§ **TASK INPUTS**:
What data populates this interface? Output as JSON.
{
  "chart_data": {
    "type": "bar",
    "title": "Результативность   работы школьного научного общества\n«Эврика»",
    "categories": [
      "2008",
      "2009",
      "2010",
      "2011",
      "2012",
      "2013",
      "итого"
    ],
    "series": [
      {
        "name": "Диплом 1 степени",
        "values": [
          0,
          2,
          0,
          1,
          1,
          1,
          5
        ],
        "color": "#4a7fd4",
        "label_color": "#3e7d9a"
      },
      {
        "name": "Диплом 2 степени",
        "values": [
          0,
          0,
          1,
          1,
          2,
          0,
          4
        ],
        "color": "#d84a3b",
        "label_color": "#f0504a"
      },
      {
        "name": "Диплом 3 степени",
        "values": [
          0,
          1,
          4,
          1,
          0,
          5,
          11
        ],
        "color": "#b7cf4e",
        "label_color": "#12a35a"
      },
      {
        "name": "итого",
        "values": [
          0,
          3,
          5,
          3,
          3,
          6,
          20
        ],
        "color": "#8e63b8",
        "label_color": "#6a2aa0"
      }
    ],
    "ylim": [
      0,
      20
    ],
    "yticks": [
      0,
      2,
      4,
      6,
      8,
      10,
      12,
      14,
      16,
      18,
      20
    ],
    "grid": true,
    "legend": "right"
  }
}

* * *

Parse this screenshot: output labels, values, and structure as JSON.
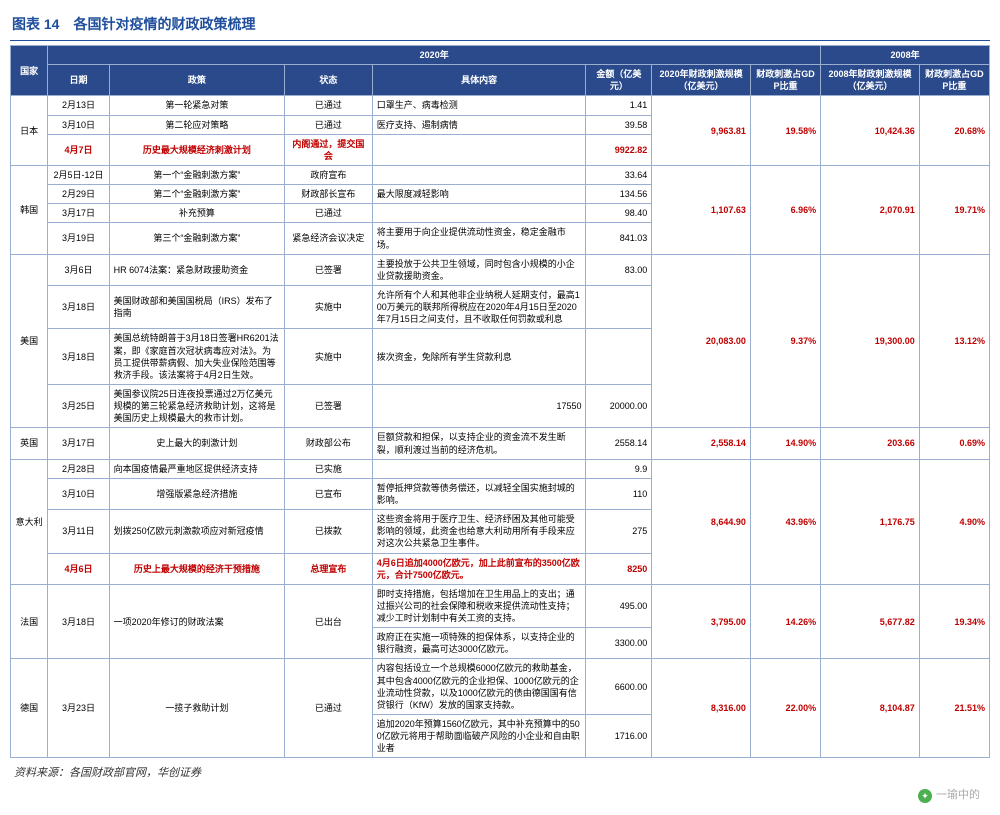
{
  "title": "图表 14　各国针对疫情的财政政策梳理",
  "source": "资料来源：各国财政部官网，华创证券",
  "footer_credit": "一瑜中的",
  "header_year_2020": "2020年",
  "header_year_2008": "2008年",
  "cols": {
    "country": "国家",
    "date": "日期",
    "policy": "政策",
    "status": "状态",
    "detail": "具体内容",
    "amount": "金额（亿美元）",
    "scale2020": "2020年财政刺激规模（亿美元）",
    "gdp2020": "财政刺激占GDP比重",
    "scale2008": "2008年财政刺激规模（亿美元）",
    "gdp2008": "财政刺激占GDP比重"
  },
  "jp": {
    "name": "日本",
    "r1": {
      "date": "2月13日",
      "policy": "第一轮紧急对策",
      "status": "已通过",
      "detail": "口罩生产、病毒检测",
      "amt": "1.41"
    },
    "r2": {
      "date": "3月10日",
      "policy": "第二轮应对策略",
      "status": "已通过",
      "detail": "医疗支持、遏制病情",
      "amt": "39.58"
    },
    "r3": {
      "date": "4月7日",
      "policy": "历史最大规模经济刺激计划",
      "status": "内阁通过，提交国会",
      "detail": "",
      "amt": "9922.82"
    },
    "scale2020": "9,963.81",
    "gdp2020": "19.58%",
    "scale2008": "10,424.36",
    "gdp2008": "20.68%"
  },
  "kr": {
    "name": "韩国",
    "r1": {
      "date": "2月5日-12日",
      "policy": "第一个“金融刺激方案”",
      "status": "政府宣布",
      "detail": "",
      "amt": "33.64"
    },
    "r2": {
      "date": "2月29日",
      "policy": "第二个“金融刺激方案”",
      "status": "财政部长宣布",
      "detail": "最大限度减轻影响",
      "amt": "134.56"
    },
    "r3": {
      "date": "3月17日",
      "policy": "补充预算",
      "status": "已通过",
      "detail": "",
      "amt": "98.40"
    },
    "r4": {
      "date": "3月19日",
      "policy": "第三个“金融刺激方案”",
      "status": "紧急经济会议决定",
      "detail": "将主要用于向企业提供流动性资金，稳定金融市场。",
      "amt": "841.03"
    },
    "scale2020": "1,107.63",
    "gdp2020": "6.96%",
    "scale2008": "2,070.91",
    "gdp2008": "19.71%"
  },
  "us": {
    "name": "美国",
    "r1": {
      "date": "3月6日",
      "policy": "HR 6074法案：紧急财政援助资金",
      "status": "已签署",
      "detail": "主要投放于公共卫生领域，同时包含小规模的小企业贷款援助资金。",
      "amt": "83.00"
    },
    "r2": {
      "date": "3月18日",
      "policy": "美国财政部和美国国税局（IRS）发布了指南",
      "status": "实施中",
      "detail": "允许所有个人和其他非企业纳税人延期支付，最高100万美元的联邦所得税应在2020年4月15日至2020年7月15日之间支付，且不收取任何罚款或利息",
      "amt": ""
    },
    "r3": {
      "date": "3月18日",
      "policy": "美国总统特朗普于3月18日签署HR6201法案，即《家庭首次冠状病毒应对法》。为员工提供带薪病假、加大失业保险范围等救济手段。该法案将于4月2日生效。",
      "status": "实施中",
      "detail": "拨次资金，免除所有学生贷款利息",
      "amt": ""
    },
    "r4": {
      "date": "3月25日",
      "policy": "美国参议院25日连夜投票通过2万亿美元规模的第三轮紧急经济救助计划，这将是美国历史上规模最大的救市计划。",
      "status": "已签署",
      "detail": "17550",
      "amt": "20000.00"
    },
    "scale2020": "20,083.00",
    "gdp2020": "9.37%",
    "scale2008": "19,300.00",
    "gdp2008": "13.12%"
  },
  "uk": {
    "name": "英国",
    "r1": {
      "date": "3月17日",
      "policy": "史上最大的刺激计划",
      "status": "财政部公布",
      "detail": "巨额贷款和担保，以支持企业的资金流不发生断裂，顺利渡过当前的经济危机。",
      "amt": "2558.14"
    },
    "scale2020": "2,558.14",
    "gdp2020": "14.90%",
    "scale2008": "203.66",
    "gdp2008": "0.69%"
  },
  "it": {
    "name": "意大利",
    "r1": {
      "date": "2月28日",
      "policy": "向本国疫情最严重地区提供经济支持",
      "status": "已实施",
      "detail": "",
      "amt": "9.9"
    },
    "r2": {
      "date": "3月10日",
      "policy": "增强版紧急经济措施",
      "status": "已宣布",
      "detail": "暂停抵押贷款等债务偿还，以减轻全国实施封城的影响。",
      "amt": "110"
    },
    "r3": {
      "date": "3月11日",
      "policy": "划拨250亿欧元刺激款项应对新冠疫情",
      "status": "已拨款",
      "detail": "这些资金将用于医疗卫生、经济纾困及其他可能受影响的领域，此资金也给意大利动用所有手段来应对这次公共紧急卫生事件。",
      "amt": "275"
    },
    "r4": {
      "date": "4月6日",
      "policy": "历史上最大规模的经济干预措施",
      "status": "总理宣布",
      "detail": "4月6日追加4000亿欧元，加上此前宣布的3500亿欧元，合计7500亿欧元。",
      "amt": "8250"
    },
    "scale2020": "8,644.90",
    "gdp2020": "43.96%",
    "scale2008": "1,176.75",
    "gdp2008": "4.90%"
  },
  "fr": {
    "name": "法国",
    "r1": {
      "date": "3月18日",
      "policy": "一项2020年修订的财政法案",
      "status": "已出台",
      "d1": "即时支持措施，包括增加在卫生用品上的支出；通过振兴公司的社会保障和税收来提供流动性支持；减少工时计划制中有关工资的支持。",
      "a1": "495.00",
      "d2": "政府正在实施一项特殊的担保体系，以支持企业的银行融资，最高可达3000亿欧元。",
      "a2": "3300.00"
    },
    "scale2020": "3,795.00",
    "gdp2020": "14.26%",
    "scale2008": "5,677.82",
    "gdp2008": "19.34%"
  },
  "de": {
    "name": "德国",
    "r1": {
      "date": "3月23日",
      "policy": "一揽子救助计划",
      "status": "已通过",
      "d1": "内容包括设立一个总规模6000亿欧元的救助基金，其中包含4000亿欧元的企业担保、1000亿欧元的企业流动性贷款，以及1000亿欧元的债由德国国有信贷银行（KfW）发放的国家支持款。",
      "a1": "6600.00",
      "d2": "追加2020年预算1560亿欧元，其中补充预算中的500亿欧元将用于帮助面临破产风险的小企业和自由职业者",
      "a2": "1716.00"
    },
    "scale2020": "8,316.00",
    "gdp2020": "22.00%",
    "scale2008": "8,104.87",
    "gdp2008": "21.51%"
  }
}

§ **SHORT EXERCISE**: Filter the records down to the lines that contain the string "title", and copy those lines.

§ **ANSWER TO THIS EXERCISE**:
    "title": "Результативность   работы школьного научного общества\n«Эврика»",
  "title": "图表 14　各国针对疫情的财政政策梳理",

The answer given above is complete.